▶ **THE PROBLEM**
Copy every line from the material below that holds "JSON".

Items from a data source:
::::
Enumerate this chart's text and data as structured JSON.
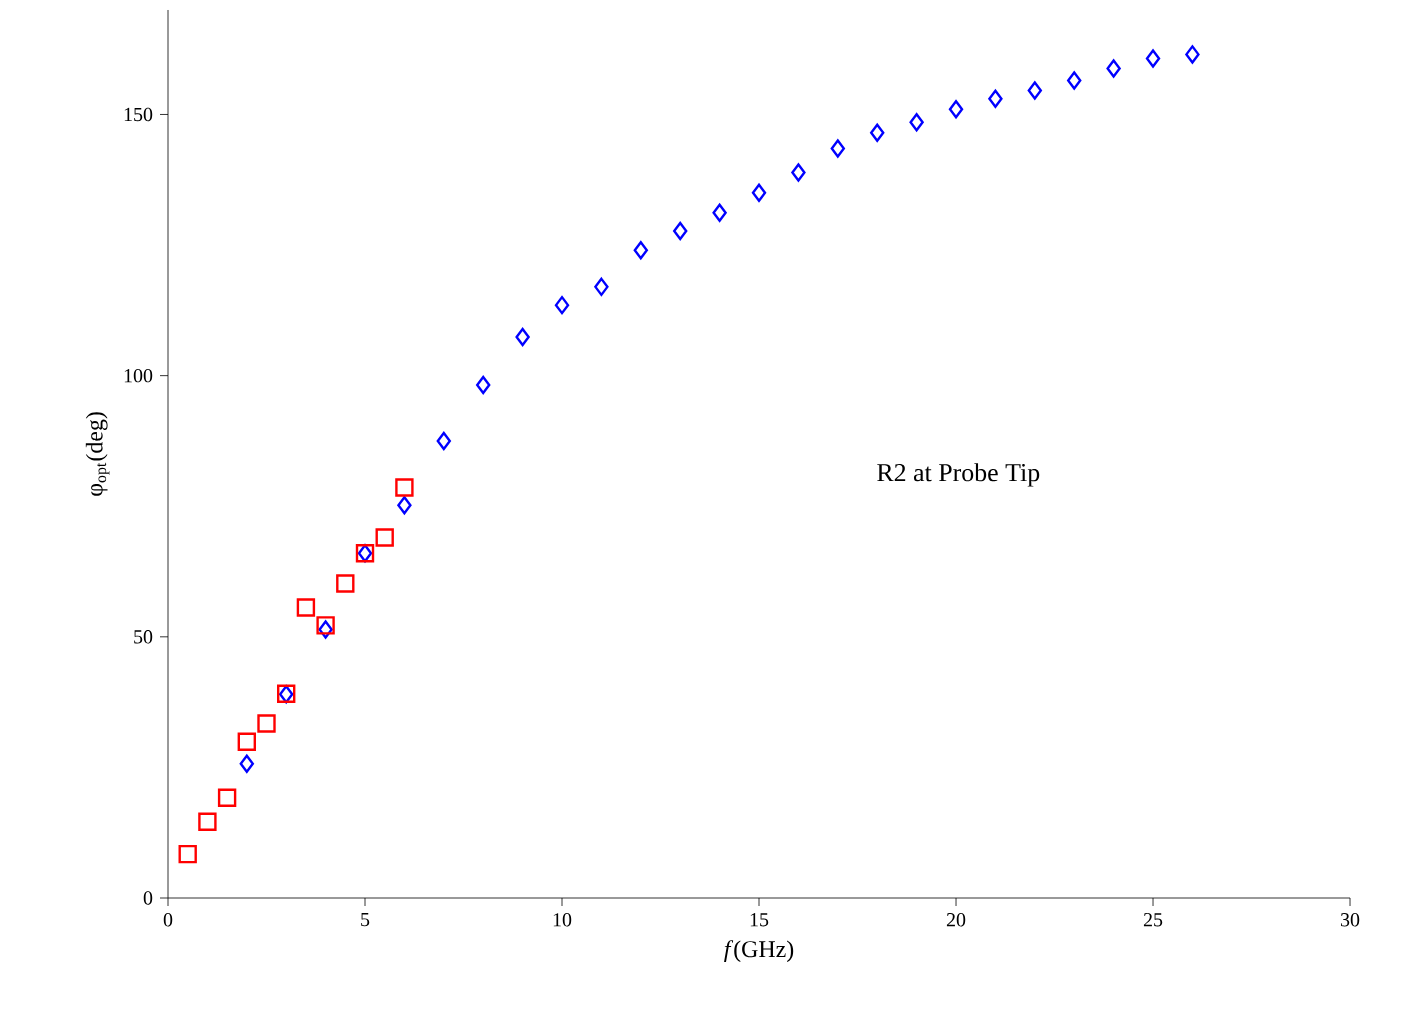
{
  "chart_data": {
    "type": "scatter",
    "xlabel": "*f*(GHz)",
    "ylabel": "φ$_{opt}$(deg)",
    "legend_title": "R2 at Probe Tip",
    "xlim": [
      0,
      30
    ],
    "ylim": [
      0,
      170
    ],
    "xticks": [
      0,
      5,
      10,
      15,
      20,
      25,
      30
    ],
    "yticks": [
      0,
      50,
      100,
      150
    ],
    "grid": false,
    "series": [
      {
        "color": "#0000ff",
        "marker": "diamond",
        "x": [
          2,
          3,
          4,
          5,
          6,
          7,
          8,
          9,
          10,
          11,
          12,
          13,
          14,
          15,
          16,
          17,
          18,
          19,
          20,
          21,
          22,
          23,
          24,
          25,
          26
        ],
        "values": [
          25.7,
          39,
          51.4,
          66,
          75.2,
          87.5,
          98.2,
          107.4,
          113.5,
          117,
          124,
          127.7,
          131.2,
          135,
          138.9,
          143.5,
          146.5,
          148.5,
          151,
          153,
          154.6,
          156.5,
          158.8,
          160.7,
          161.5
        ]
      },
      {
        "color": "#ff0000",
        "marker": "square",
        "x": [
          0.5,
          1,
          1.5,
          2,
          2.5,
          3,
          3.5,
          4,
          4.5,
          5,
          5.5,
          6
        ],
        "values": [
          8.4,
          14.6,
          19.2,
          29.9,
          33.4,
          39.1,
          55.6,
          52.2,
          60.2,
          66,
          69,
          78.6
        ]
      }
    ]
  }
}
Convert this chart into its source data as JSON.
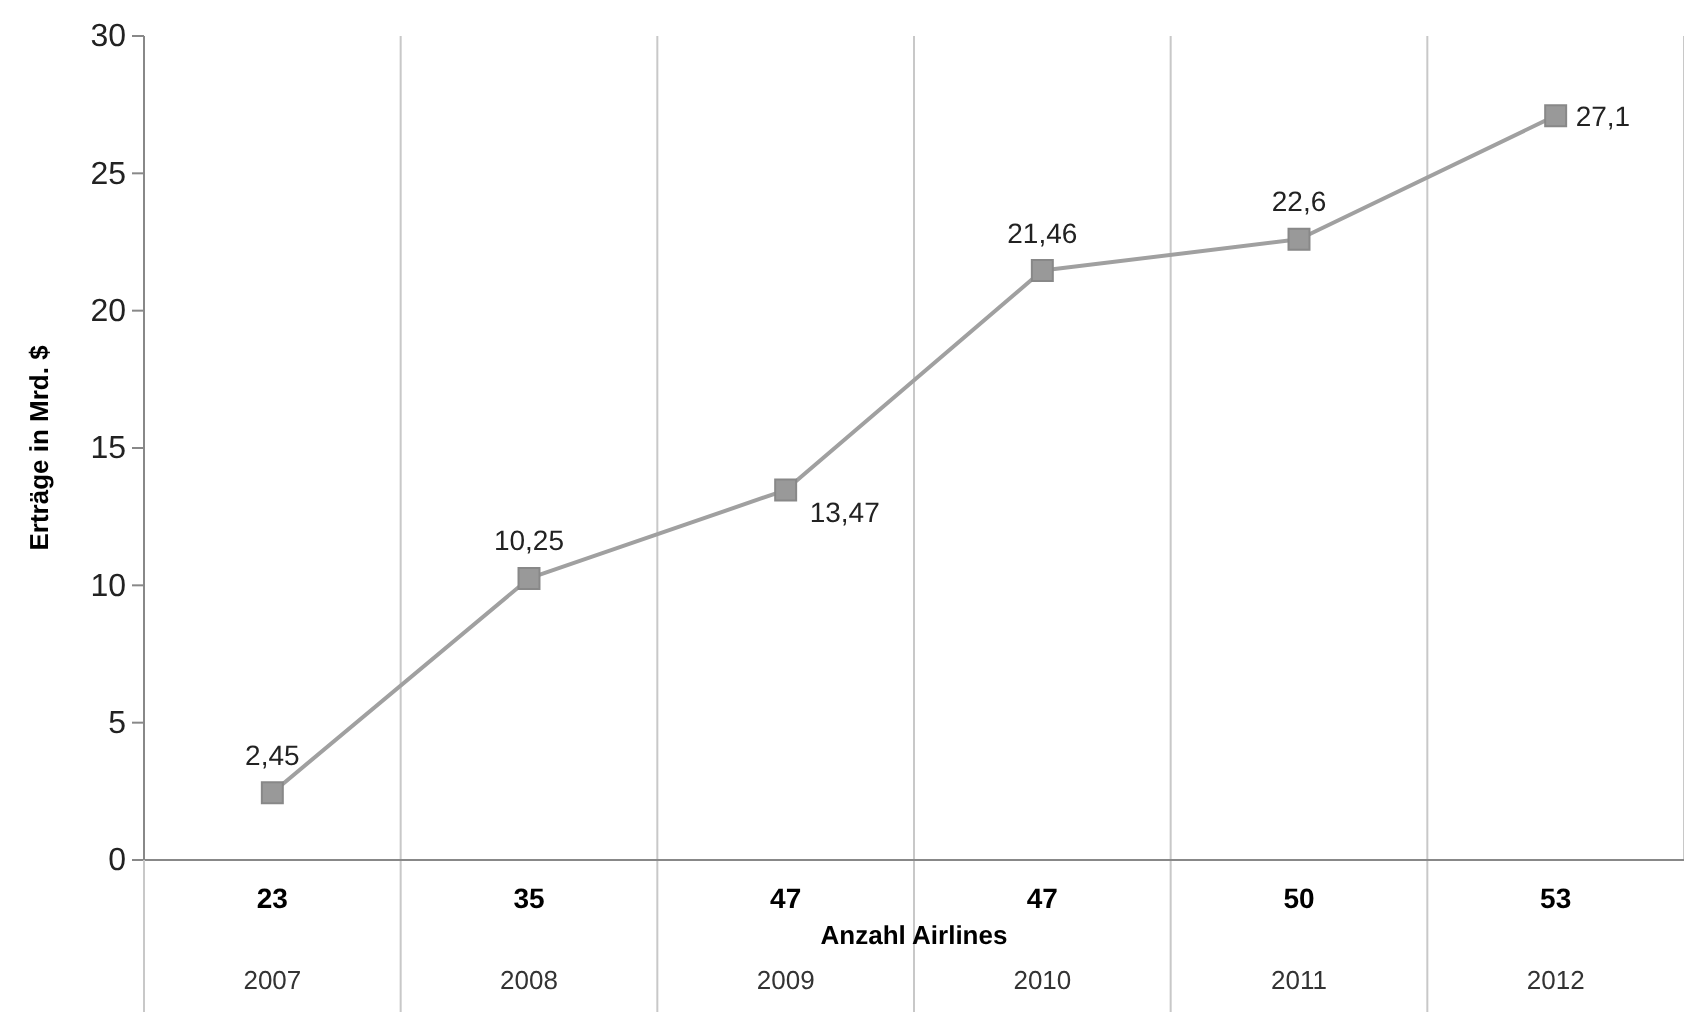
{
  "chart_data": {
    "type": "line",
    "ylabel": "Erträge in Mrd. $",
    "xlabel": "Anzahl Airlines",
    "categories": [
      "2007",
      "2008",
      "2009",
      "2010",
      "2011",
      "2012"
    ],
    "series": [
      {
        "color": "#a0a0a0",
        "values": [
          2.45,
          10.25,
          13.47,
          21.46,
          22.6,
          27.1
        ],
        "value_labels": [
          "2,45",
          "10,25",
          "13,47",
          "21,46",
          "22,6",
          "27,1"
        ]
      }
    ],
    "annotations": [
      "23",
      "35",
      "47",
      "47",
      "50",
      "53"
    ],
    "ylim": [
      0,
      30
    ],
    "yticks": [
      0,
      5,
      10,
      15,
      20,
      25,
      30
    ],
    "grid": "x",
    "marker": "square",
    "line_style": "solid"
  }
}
::::
▶ **ANSWER TO THE TASK**
Enumerate this chart's text and data as structured JSON.
Convert this chart into its source data as JSON.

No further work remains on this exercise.